EXERCISE OBJECTIVE. Pictures in the data below are not part of the copy; transcribe everything else exactly.

RECORD EXCERPTS.
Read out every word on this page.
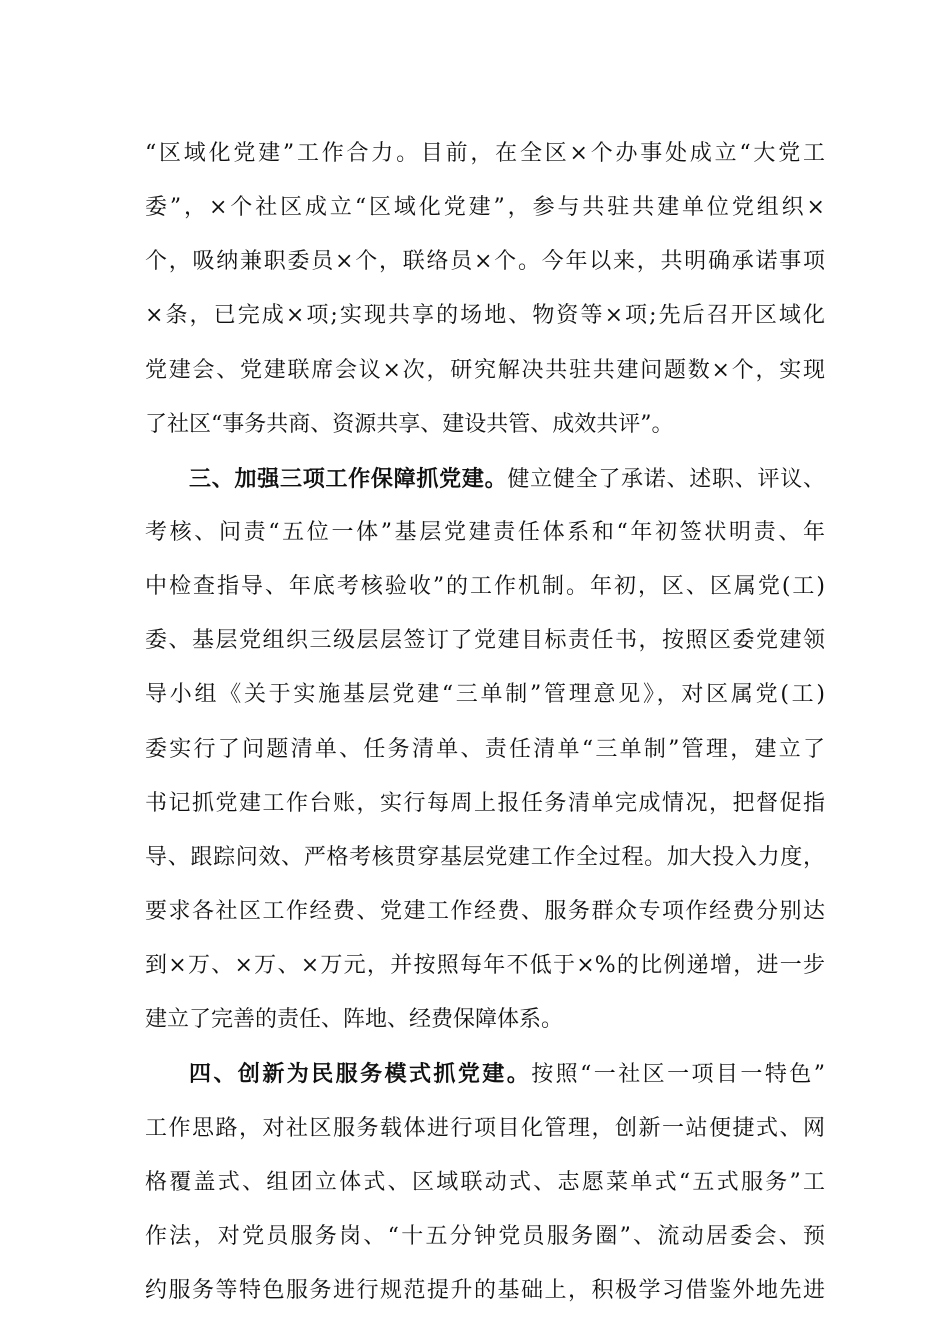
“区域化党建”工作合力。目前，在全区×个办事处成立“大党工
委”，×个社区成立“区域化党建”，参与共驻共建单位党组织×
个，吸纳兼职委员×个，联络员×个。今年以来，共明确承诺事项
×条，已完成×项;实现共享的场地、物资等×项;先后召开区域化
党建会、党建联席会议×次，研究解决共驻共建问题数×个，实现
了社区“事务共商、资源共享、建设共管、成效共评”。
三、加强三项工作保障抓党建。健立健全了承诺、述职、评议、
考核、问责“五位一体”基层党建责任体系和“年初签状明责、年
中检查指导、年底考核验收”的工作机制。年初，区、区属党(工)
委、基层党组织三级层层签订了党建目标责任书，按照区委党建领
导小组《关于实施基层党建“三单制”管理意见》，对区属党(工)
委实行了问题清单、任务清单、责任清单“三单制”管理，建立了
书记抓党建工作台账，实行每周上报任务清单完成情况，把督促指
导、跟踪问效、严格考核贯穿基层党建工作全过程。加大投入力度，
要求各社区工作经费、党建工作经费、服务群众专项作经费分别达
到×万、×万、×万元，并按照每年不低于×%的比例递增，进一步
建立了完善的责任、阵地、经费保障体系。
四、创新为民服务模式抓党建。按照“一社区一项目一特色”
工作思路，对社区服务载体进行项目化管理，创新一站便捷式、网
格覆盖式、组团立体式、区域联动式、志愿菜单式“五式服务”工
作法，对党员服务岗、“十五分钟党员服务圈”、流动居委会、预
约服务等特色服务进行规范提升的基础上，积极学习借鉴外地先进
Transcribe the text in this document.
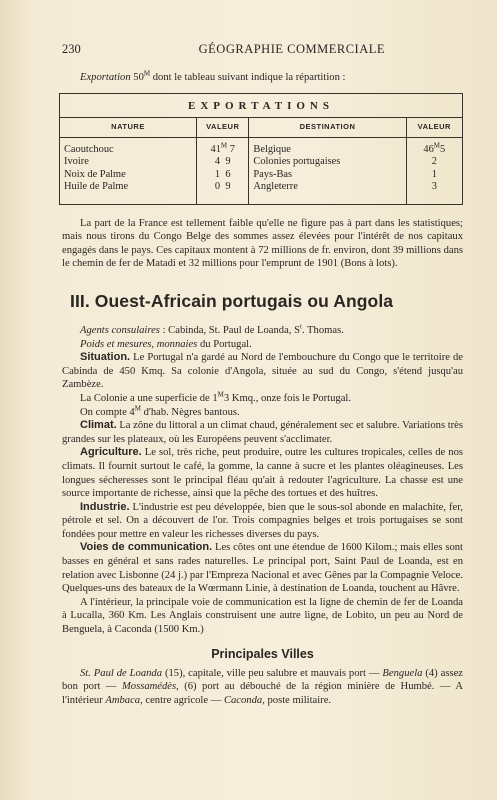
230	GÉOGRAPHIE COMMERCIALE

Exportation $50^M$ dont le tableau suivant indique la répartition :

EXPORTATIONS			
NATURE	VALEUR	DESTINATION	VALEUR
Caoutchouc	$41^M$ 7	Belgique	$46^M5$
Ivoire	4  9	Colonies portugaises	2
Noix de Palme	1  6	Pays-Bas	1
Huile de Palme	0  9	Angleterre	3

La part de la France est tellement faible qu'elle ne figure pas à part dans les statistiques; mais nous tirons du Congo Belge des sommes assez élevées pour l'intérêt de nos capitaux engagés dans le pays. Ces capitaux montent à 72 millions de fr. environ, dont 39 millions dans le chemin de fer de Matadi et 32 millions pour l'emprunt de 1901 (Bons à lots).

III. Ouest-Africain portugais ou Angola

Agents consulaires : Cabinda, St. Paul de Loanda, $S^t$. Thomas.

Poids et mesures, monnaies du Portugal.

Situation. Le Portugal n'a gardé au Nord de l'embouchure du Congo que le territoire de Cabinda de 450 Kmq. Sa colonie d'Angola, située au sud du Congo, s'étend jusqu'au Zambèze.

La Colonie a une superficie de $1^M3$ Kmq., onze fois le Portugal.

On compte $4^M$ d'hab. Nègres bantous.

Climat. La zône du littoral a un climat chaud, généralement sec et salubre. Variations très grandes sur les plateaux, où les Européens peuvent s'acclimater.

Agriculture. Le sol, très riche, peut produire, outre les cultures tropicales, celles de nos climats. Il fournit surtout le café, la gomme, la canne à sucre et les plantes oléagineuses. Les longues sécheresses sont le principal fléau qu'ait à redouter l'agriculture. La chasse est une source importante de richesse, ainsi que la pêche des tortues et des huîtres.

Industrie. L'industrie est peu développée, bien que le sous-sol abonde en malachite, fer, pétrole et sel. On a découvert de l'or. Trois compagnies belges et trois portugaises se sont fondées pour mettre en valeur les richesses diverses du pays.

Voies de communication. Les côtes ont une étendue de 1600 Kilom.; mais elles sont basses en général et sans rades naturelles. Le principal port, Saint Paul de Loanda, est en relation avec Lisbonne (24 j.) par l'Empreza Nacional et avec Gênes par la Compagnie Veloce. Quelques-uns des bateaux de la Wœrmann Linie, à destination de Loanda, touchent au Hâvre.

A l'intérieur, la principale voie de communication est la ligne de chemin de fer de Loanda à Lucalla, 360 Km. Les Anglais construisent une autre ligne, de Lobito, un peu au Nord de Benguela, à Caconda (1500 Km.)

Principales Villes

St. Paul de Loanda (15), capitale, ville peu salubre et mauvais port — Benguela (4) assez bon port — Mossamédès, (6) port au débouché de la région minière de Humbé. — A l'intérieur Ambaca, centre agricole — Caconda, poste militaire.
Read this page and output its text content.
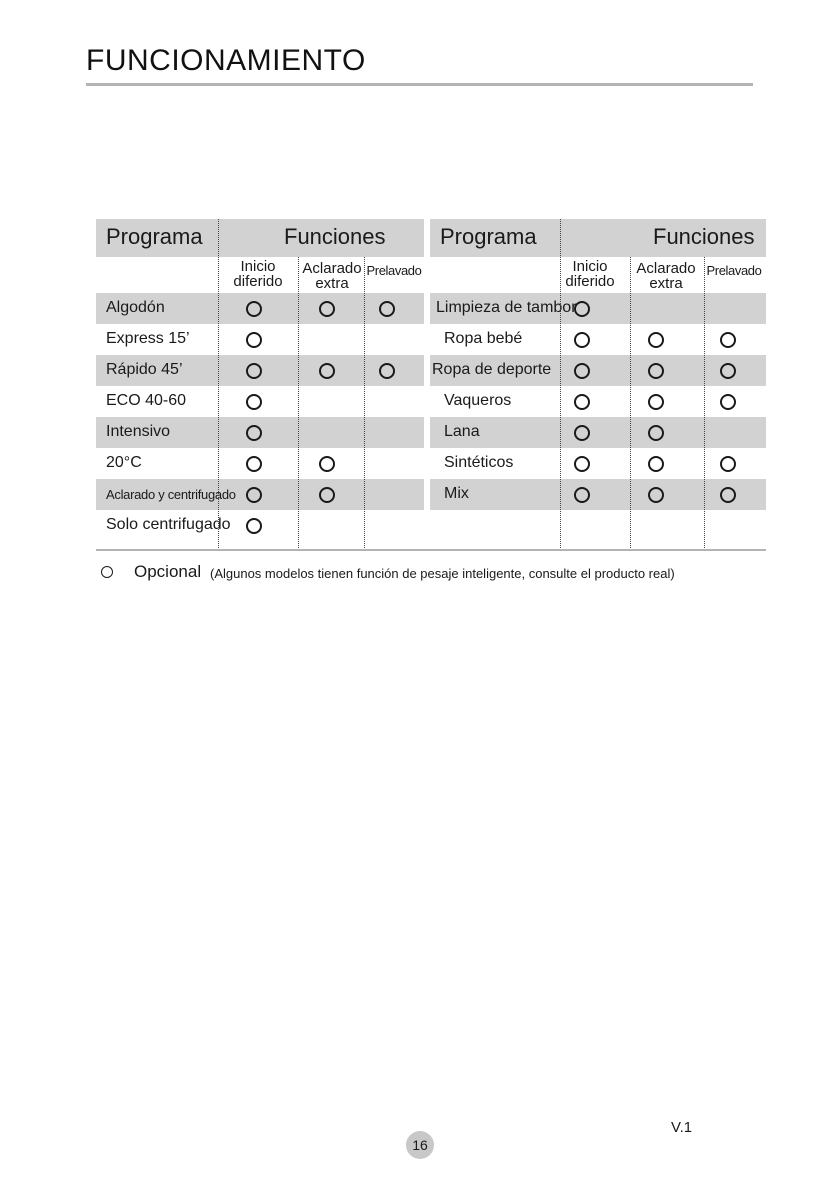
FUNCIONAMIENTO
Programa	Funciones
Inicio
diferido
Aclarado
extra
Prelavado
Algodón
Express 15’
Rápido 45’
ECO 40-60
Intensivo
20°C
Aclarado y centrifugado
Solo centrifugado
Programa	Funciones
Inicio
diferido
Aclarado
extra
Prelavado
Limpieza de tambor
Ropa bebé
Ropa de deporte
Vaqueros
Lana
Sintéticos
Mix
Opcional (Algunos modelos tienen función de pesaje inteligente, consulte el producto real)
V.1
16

EXERCISE RESPONSE.
Read out every word on this page.
“区域化党建”工作合力。目前，在全区×个办事处成立“大党工
委”，×个社区成立“区域化党建”，参与共驻共建单位党组织×
个，吸纳兼职委员×个，联络员×个。今年以来，共明确承诺事项
×条，已完成×项;实现共享的场地、物资等×项;先后召开区域化
党建会、党建联席会议×次，研究解决共驻共建问题数×个，实现
了社区“事务共商、资源共享、建设共管、成效共评”。
三、加强三项工作保障抓党建。健立健全了承诺、述职、评议、
考核、问责“五位一体”基层党建责任体系和“年初签状明责、年
中检查指导、年底考核验收”的工作机制。年初，区、区属党(工)
委、基层党组织三级层层签订了党建目标责任书，按照区委党建领
导小组《关于实施基层党建“三单制”管理意见》，对区属党(工)
委实行了问题清单、任务清单、责任清单“三单制”管理，建立了
书记抓党建工作台账，实行每周上报任务清单完成情况，把督促指
导、跟踪问效、严格考核贯穿基层党建工作全过程。加大投入力度，
要求各社区工作经费、党建工作经费、服务群众专项作经费分别达
到×万、×万、×万元，并按照每年不低于×%的比例递增，进一步
建立了完善的责任、阵地、经费保障体系。
四、创新为民服务模式抓党建。按照“一社区一项目一特色”
工作思路，对社区服务载体进行项目化管理，创新一站便捷式、网
格覆盖式、组团立体式、区域联动式、志愿菜单式“五式服务”工
作法，对党员服务岗、“十五分钟党员服务圈”、流动居委会、预
约服务等特色服务进行规范提升的基础上，积极学习借鉴外地先进
Transcribe the text in this document.
230	GÉOGRAPHIE COMMERCIALE

Exportation $50^M$ dont le tableau suivant indique la répartition :

EXPORTATIONS			
NATURE	VALEUR	DESTINATION	VALEUR
Caoutchouc	$41^M$ 7	Belgique	$46^M5$
Ivoire	4  9	Colonies portugaises	2
Noix de Palme	1  6	Pays-Bas	1
Huile de Palme	0  9	Angleterre	3

La part de la France est tellement faible qu'elle ne figure pas à part dans les statistiques; mais nous tirons du Congo Belge des sommes assez élevées pour l'intérêt de nos capitaux engagés dans le pays. Ces capitaux montent à 72 millions de fr. environ, dont 39 millions dans le chemin de fer de Matadi et 32 millions pour l'emprunt de 1901 (Bons à lots).

III. Ouest-Africain portugais ou Angola

Agents consulaires : Cabinda, St. Paul de Loanda, $S^t$. Thomas.

Poids et mesures, monnaies du Portugal.

Situation. Le Portugal n'a gardé au Nord de l'embouchure du Congo que le territoire de Cabinda de 450 Kmq. Sa colonie d'Angola, située au sud du Congo, s'étend jusqu'au Zambèze.

La Colonie a une superficie de $1^M3$ Kmq., onze fois le Portugal.

On compte $4^M$ d'hab. Nègres bantous.

Climat. La zône du littoral a un climat chaud, généralement sec et salubre. Variations très grandes sur les plateaux, où les Européens peuvent s'acclimater.

Agriculture. Le sol, très riche, peut produire, outre les cultures tropicales, celles de nos climats. Il fournit surtout le café, la gomme, la canne à sucre et les plantes oléagineuses. Les longues sécheresses sont le principal fléau qu'ait à redouter l'agriculture. La chasse est une source importante de richesse, ainsi que la pêche des tortues et des huîtres.

Industrie. L'industrie est peu développée, bien que le sous-sol abonde en malachite, fer, pétrole et sel. On a découvert de l'or. Trois compagnies belges et trois portugaises se sont fondées pour mettre en valeur les richesses diverses du pays.

Voies de communication. Les côtes ont une étendue de 1600 Kilom.; mais elles sont basses en général et sans rades naturelles. Le principal port, Saint Paul de Loanda, est en relation avec Lisbonne (24 j.) par l'Empreza Nacional et avec Gênes par la Compagnie Veloce. Quelques-uns des bateaux de la Wœrmann Linie, à destination de Loanda, touchent au Hâvre.

A l'intérieur, la principale voie de communication est la ligne de chemin de fer de Loanda à Lucalla, 360 Km. Les Anglais construisent une autre ligne, de Lobito, un peu au Nord de Benguela, à Caconda (1500 Km.)

Principales Villes

St. Paul de Loanda (15), capitale, ville peu salubre et mauvais port — Benguela (4) assez bon port — Mossamédès, (6) port au débouché de la région minière de Humbé. — A l'intérieur Ambaca, centre agricole — Caconda, poste militaire.
Read this page and output its text content.
FUNCIONAMIENTO
Programa	Funciones
Inicio
diferido
Aclarado
extra
Prelavado
Algodón
Express 15’
Rápido 45’
ECO 40-60
Intensivo
20°C
Aclarado y centrifugado
Solo centrifugado
Programa	Funciones
Inicio
diferido
Aclarado
extra
Prelavado
Limpieza de tambor
Ropa bebé
Ropa de deporte
Vaqueros
Lana
Sintéticos
Mix
Opcional (Algunos modelos tienen función de pesaje inteligente, consulte el producto real)
V.1
16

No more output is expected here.